▶ [Set problem]:
Return the count of lines that hold the string "العملاء", with no other words.

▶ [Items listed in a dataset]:
★ ★ ★ ★ ★ ★ ★
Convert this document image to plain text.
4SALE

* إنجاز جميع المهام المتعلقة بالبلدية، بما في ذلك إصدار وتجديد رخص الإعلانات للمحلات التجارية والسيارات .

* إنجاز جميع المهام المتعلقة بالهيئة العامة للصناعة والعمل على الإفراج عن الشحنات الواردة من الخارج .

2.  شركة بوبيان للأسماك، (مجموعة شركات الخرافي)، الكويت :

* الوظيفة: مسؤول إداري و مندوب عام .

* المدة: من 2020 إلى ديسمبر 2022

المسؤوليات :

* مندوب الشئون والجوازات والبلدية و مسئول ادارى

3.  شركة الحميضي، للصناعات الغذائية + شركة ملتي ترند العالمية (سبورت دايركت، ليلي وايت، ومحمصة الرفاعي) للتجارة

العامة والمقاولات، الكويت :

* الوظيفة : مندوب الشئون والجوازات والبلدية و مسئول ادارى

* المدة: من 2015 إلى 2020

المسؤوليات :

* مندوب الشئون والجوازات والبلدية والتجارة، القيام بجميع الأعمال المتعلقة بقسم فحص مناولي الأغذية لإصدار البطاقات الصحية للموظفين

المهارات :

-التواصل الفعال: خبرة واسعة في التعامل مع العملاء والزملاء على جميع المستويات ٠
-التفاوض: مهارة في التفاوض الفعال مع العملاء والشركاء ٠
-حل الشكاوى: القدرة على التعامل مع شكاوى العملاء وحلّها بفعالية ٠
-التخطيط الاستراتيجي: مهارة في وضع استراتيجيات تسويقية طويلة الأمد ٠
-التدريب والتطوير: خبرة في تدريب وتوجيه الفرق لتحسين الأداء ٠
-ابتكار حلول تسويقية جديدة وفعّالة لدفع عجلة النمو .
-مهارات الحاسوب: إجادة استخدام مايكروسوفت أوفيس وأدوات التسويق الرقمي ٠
★ ★ ★ ★ ★ ★ ★
▶ [Solution to the problem]:
3